Each entry below is to be extracted exactly.

* * * *

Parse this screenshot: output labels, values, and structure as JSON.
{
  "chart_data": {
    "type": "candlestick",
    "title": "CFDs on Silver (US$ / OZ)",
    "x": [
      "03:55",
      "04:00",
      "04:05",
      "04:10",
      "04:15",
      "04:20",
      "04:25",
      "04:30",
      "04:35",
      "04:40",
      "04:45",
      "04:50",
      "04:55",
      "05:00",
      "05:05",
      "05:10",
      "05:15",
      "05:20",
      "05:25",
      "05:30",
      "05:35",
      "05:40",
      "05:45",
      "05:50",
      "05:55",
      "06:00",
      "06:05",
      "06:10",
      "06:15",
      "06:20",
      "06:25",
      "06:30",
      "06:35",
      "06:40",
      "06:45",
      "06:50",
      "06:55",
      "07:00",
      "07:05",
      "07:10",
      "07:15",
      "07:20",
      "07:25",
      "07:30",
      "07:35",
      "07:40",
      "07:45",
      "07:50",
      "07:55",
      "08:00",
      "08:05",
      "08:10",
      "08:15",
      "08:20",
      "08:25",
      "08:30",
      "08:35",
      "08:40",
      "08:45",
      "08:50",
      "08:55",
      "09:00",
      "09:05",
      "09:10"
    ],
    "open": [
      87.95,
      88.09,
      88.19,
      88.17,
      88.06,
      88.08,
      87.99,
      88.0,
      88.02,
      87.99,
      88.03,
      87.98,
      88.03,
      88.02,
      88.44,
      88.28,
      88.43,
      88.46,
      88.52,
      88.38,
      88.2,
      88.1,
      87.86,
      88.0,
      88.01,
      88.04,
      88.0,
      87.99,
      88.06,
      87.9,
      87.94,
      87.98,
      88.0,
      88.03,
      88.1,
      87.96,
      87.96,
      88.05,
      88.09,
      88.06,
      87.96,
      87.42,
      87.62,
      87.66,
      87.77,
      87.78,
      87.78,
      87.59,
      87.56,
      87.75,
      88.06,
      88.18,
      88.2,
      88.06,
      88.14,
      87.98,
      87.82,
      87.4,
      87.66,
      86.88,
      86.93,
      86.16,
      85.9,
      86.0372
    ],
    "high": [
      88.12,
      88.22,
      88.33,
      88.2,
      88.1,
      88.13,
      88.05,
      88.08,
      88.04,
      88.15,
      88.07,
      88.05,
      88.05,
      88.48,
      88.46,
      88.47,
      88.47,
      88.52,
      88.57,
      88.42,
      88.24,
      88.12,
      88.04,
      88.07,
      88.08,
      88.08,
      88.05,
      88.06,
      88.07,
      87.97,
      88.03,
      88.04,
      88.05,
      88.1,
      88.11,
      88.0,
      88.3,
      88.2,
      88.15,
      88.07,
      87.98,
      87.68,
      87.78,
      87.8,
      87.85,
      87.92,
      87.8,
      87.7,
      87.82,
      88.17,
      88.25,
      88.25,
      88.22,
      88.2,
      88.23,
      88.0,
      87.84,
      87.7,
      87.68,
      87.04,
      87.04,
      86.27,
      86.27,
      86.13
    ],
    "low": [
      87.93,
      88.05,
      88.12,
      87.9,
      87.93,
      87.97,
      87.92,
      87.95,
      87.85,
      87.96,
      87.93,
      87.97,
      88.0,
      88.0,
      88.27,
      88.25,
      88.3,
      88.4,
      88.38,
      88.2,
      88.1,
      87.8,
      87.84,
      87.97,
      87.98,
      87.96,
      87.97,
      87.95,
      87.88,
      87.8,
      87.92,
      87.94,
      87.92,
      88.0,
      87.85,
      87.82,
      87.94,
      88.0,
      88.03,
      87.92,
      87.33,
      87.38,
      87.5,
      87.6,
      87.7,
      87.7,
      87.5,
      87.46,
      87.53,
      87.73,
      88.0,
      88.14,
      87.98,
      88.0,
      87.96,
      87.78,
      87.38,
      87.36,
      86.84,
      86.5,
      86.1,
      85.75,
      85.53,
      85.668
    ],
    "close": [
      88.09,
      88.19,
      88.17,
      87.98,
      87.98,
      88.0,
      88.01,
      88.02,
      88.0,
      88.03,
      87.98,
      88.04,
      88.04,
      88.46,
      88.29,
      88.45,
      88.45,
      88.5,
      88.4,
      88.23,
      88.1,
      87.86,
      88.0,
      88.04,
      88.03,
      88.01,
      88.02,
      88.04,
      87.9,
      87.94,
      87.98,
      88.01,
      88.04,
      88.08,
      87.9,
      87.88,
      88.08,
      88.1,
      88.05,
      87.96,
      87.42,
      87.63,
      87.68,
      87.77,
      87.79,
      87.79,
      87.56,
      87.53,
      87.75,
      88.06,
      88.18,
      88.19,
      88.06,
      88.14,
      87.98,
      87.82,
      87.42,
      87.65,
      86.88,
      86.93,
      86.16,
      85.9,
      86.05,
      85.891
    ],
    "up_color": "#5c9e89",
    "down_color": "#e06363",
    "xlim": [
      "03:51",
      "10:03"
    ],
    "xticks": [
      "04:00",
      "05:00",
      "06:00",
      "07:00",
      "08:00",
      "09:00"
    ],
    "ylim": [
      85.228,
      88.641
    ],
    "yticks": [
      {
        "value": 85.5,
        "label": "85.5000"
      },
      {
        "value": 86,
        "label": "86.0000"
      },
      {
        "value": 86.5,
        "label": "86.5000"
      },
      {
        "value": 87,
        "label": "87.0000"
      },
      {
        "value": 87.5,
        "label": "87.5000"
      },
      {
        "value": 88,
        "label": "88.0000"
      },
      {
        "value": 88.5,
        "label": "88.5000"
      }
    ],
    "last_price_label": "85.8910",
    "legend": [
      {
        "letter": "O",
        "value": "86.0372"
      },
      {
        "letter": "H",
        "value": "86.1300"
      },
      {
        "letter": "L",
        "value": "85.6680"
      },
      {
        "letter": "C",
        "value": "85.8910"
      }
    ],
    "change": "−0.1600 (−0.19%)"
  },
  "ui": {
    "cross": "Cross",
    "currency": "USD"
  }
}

* * * *

**COMPLETED TASK**
Parse this screenshot: output labels, values, and structure as JSON.
{
  "chart_data": {
    "type": "candlestick",
    "title": "CFDs on Silver (US$ / OZ)",
    "x": [
      "03:55",
      "04:00",
      "04:05",
      "04:10",
      "04:15",
      "04:20",
      "04:25",
      "04:30",
      "04:35",
      "04:40",
      "04:45",
      "04:50",
      "04:55",
      "05:00",
      "05:05",
      "05:10",
      "05:15",
      "05:20",
      "05:25",
      "05:30",
      "05:35",
      "05:40",
      "05:45",
      "05:50",
      "05:55",
      "06:00",
      "06:05",
      "06:10",
      "06:15",
      "06:20",
      "06:25",
      "06:30",
      "06:35",
      "06:40",
      "06:45",
      "06:50",
      "06:55",
      "07:00",
      "07:05",
      "07:10",
      "07:15",
      "07:20",
      "07:25",
      "07:30",
      "07:35",
      "07:40",
      "07:45",
      "07:50",
      "07:55",
      "08:00",
      "08:05",
      "08:10",
      "08:15",
      "08:20",
      "08:25",
      "08:30",
      "08:35",
      "08:40",
      "08:45",
      "08:50",
      "08:55",
      "09:00",
      "09:05",
      "09:10"
    ],
    "open": [
      87.95,
      88.09,
      88.19,
      88.17,
      88.06,
      88.08,
      87.99,
      88.0,
      88.02,
      87.99,
      88.03,
      87.98,
      88.03,
      88.02,
      88.44,
      88.28,
      88.43,
      88.46,
      88.52,
      88.38,
      88.2,
      88.1,
      87.86,
      88.0,
      88.01,
      88.04,
      88.0,
      87.99,
      88.06,
      87.9,
      87.94,
      87.98,
      88.0,
      88.03,
      88.1,
      87.96,
      87.96,
      88.05,
      88.09,
      88.06,
      87.96,
      87.42,
      87.62,
      87.66,
      87.77,
      87.78,
      87.78,
      87.59,
      87.56,
      87.75,
      88.06,
      88.18,
      88.2,
      88.06,
      88.14,
      87.98,
      87.82,
      87.4,
      87.66,
      86.88,
      86.93,
      86.16,
      85.9,
      86.0372
    ],
    "high": [
      88.12,
      88.22,
      88.33,
      88.2,
      88.1,
      88.13,
      88.05,
      88.08,
      88.04,
      88.15,
      88.07,
      88.05,
      88.05,
      88.48,
      88.46,
      88.47,
      88.47,
      88.52,
      88.57,
      88.42,
      88.24,
      88.12,
      88.04,
      88.07,
      88.08,
      88.08,
      88.05,
      88.06,
      88.07,
      87.97,
      88.03,
      88.04,
      88.05,
      88.1,
      88.11,
      88.0,
      88.3,
      88.2,
      88.15,
      88.07,
      87.98,
      87.68,
      87.78,
      87.8,
      87.85,
      87.92,
      87.8,
      87.7,
      87.82,
      88.17,
      88.25,
      88.25,
      88.22,
      88.2,
      88.23,
      88.0,
      87.84,
      87.7,
      87.68,
      87.04,
      87.04,
      86.27,
      86.27,
      86.13
    ],
    "low": [
      87.93,
      88.05,
      88.12,
      87.9,
      87.93,
      87.97,
      87.92,
      87.95,
      87.85,
      87.96,
      87.93,
      87.97,
      88.0,
      88.0,
      88.27,
      88.25,
      88.3,
      88.4,
      88.38,
      88.2,
      88.1,
      87.8,
      87.84,
      87.97,
      87.98,
      87.96,
      87.97,
      87.95,
      87.88,
      87.8,
      87.92,
      87.94,
      87.92,
      88.0,
      87.85,
      87.82,
      87.94,
      88.0,
      88.03,
      87.92,
      87.33,
      87.38,
      87.5,
      87.6,
      87.7,
      87.7,
      87.5,
      87.46,
      87.53,
      87.73,
      88.0,
      88.14,
      87.98,
      88.0,
      87.96,
      87.78,
      87.38,
      87.36,
      86.84,
      86.5,
      86.1,
      85.75,
      85.53,
      85.668
    ],
    "close": [
      88.09,
      88.19,
      88.17,
      87.98,
      87.98,
      88.0,
      88.01,
      88.02,
      88.0,
      88.03,
      87.98,
      88.04,
      88.04,
      88.46,
      88.29,
      88.45,
      88.45,
      88.5,
      88.4,
      88.23,
      88.1,
      87.86,
      88.0,
      88.04,
      88.03,
      88.01,
      88.02,
      88.04,
      87.9,
      87.94,
      87.98,
      88.01,
      88.04,
      88.08,
      87.9,
      87.88,
      88.08,
      88.1,
      88.05,
      87.96,
      87.42,
      87.63,
      87.68,
      87.77,
      87.79,
      87.79,
      87.56,
      87.53,
      87.75,
      88.06,
      88.18,
      88.19,
      88.06,
      88.14,
      87.98,
      87.82,
      87.42,
      87.65,
      86.88,
      86.93,
      86.16,
      85.9,
      86.05,
      85.891
    ],
    "up_color": "#5c9e89",
    "down_color": "#e06363",
    "xlim": [
      "03:51",
      "10:03"
    ],
    "xticks": [
      "04:00",
      "05:00",
      "06:00",
      "07:00",
      "08:00",
      "09:00"
    ],
    "ylim": [
      85.228,
      88.641
    ],
    "yticks": [
      {
        "value": 85.5,
        "label": "85.5000"
      },
      {
        "value": 86,
        "label": "86.0000"
      },
      {
        "value": 86.5,
        "label": "86.5000"
      },
      {
        "value": 87,
        "label": "87.0000"
      },
      {
        "value": 87.5,
        "label": "87.5000"
      },
      {
        "value": 88,
        "label": "88.0000"
      },
      {
        "value": 88.5,
        "label": "88.5000"
      }
    ],
    "last_price_label": "85.8910",
    "legend": [
      {
        "letter": "O",
        "value": "86.0372"
      },
      {
        "letter": "H",
        "value": "86.1300"
      },
      {
        "letter": "L",
        "value": "85.6680"
      },
      {
        "letter": "C",
        "value": "85.8910"
      }
    ],
    "change": "−0.1600 (−0.19%)"
  },
  "ui": {
    "cross": "Cross",
    "currency": "USD"
  }
}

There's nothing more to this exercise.